▸ **Raw records**
----------

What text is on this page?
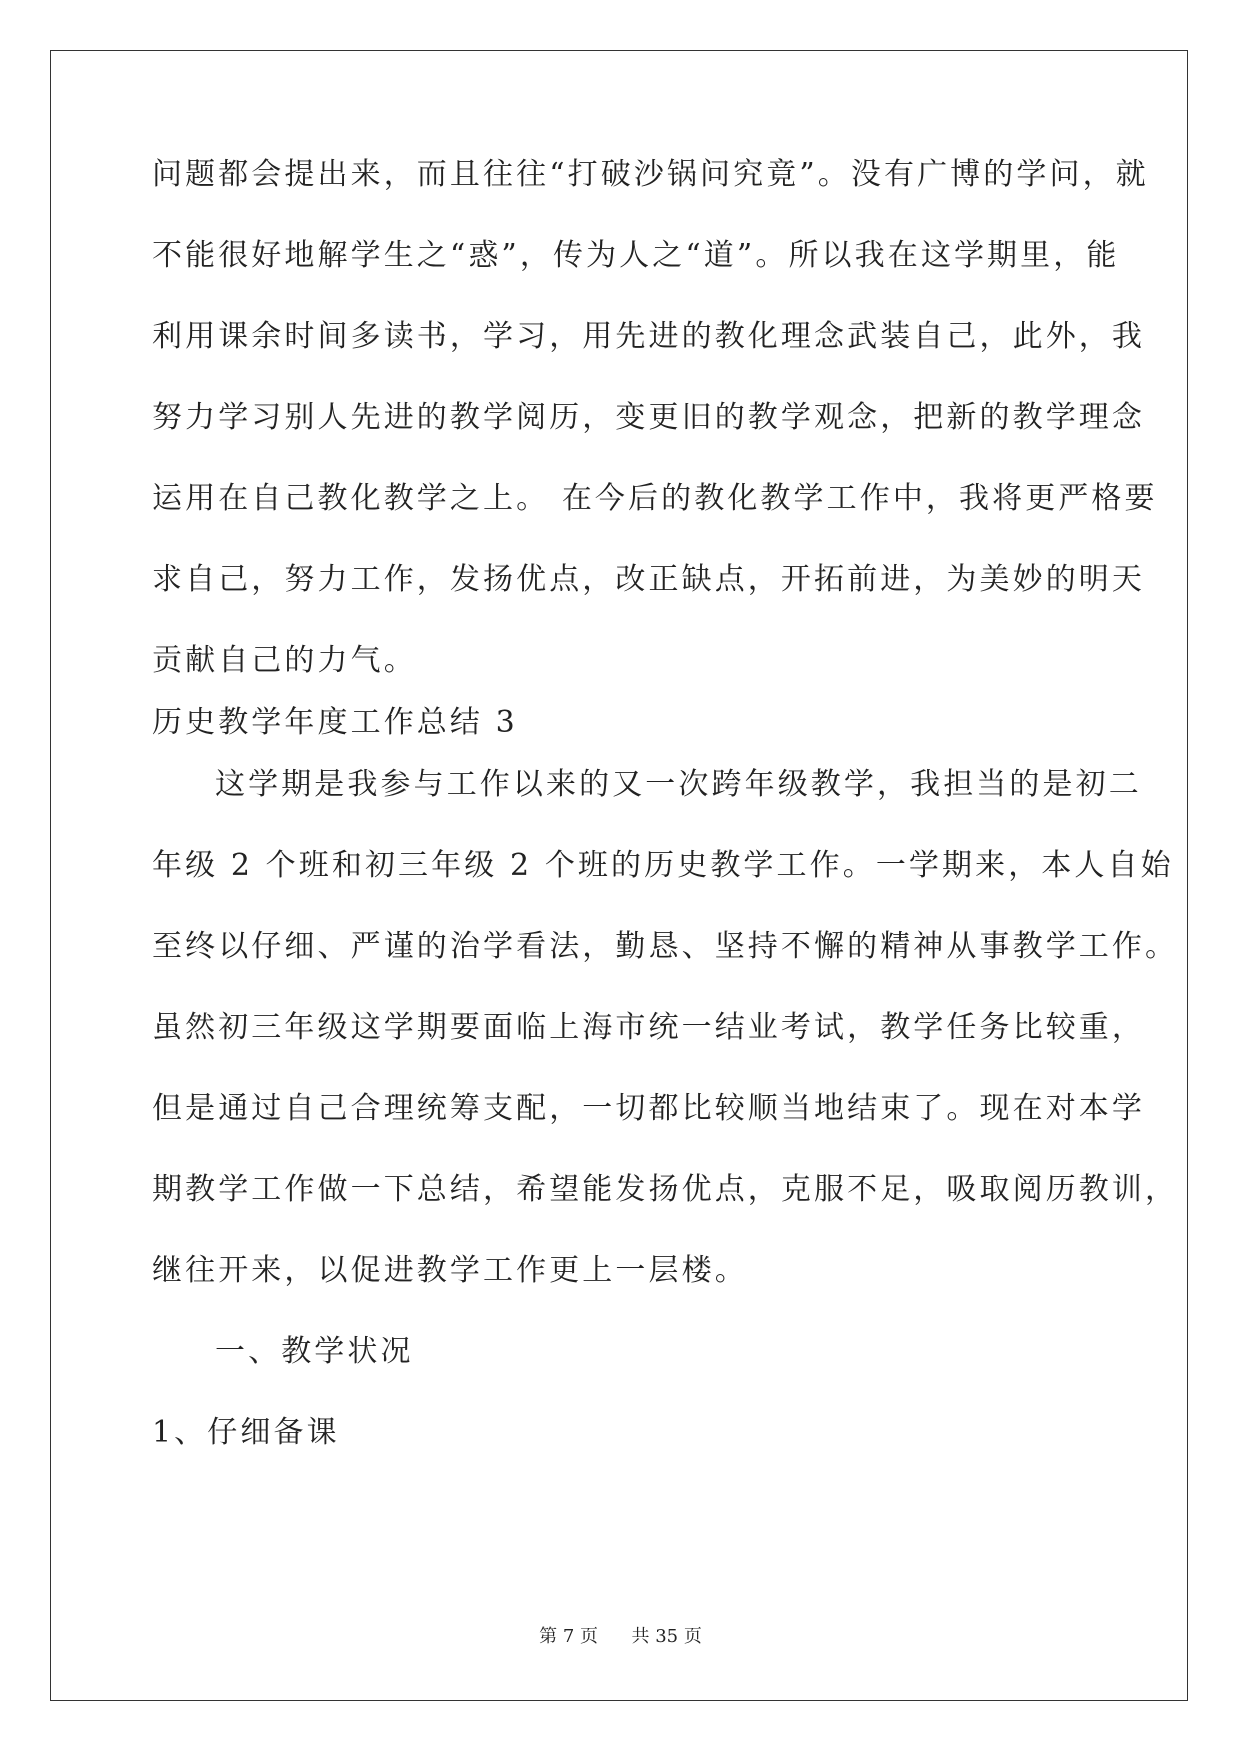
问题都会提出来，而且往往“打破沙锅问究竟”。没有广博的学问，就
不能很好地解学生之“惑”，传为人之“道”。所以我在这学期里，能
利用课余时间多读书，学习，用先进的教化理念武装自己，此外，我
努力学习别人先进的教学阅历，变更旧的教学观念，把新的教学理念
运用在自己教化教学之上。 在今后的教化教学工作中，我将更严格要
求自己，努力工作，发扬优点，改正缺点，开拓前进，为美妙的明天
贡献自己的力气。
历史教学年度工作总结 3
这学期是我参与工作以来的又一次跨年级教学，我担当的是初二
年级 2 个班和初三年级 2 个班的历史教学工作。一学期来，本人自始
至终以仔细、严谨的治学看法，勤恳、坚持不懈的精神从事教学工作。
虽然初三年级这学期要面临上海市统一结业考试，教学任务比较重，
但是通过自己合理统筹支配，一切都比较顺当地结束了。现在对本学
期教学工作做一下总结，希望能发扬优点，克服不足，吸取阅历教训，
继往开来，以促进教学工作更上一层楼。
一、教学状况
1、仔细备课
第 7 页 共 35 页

----------

▸ **Directions**
Pictures are to be left out; repeat all the remaining data exactly.

▸ **The output**
What text is on this page?
问题都会提出来，而且往往“打破沙锅问究竟”。没有广博的学问，就
不能很好地解学生之“惑”，传为人之“道”。所以我在这学期里，能
利用课余时间多读书，学习，用先进的教化理念武装自己，此外，我
努力学习别人先进的教学阅历，变更旧的教学观念，把新的教学理念
运用在自己教化教学之上。 在今后的教化教学工作中，我将更严格要
求自己，努力工作，发扬优点，改正缺点，开拓前进，为美妙的明天
贡献自己的力气。
历史教学年度工作总结 3
这学期是我参与工作以来的又一次跨年级教学，我担当的是初二
年级 2 个班和初三年级 2 个班的历史教学工作。一学期来，本人自始
至终以仔细、严谨的治学看法，勤恳、坚持不懈的精神从事教学工作。
虽然初三年级这学期要面临上海市统一结业考试，教学任务比较重，
但是通过自己合理统筹支配，一切都比较顺当地结束了。现在对本学
期教学工作做一下总结，希望能发扬优点，克服不足，吸取阅历教训，
继往开来，以促进教学工作更上一层楼。
一、教学状况
1、仔细备课
第 7 页 共 35 页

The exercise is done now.